§ SELECTED EXTRACT
##########
Sunday, 19 September 2010

When Big Brother Gets A Little Too Close...

Last week I discovered that I have a file held by the Lebanese Internal Security Forces. This doesn't surprise me: I'm a foreigner, I work for an organisation funded by the U.S. and operating under the auspices of the U.S. Embassy. The name on my file is mine, with the bracketed appendage "a.k.a. Koutalakis." Now, that 'nickname' is used for many things: three of my e-mail accounts have it or a version of it as the name; one of those accounts is linked to this blog so I have to suppose they are reading this too. it is also my Flickr and Facebook name. It's not that difficult to find this out and link them to me, though I think what surprises me is that anyone would bother. I suppose, charitably, that they didn't know that I wasn't a threat to national security until they had researched and found out that I wasn't. Fair enough.
...and I wonder what else the file contains. Not much, probably, otherwise I would have been either arrested and/or deported by now.
However, the circumstances surrounding my finding out about this file are what interest me. A colleague, in the presence of a third person, happily blurted out that he knew this about me because he has a friend at the ISF who let him, or allowed him, or didn't prevent him from, seeing the files (plural). In one sense this doesn't surprise me either: such is Lebanon. I told my boss about it and asked him to give this colleague of mine the third degree, for obvious reasons. It's partly an issue of confidentiality, but not really that either: when a society is based on transparent superficiality, information becomes a commodity to be traded. So it is everywhere of course, but the information that is most privileged here is trivial information, gossip. From the upper echelons of politics in Lebanon down to the corner cafe discussions, the exchange and possession of the trivial and the superficial become a modus operandi; witness the amount of 'celebrity' magazines, pages in newspapers, and TV shows. So it is almost everywhere, of course, but in a country where even MacDonalds have a valet service and VIP parking, what appears to be so is so, irrespective of any serious criteria.
##########
§ INFORMATION SHOWN
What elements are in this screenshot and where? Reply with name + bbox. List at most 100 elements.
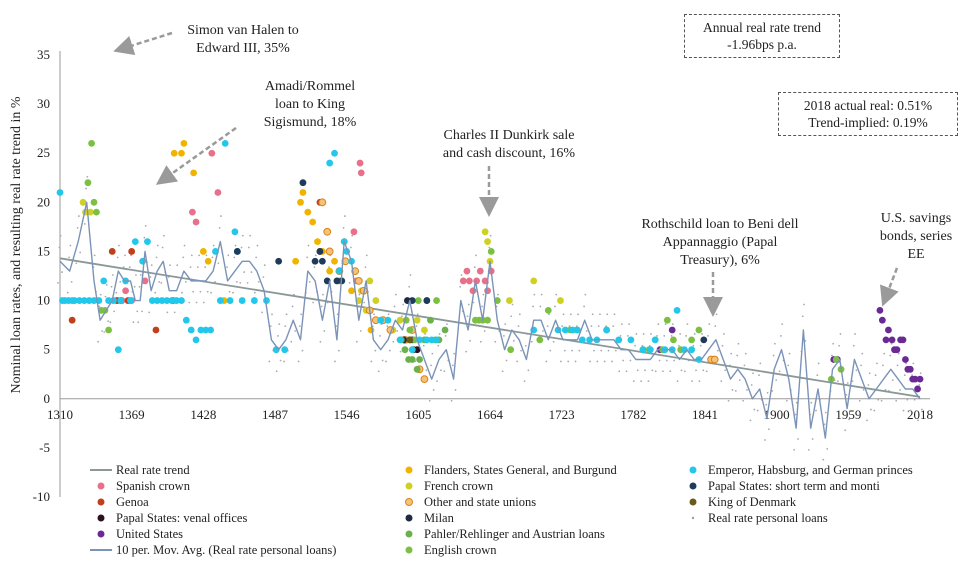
##########
§ AIM
Please print the stretch of the blog post above that opens with the words "Last week I" and closes with "wasn't. Fair enough.", copying it word for word.

§ PROBLEM SOLUTION
Last week I discovered that I have a file held by the Lebanese Internal Security Forces. This doesn't surprise me: I'm a foreigner, I work for an organisation funded by the U.S. and operating under the auspices of the U.S. Embassy. The name on my file is mine, with the bracketed appendage "a.k.a. Koutalakis." Now, that 'nickname' is used for many things: three of my e-mail accounts have it or a version of it as the name; one of those accounts is linked to this blog so I have to suppose they are reading this too. it is also my Flickr and Facebook name. It's not that difficult to find this out and link them to me, though I think what surprises me is that anyone would bother. I suppose, charitably, that they didn't know that I wasn't a threat to national security until they had researched and found out that I wasn't. Fair enough.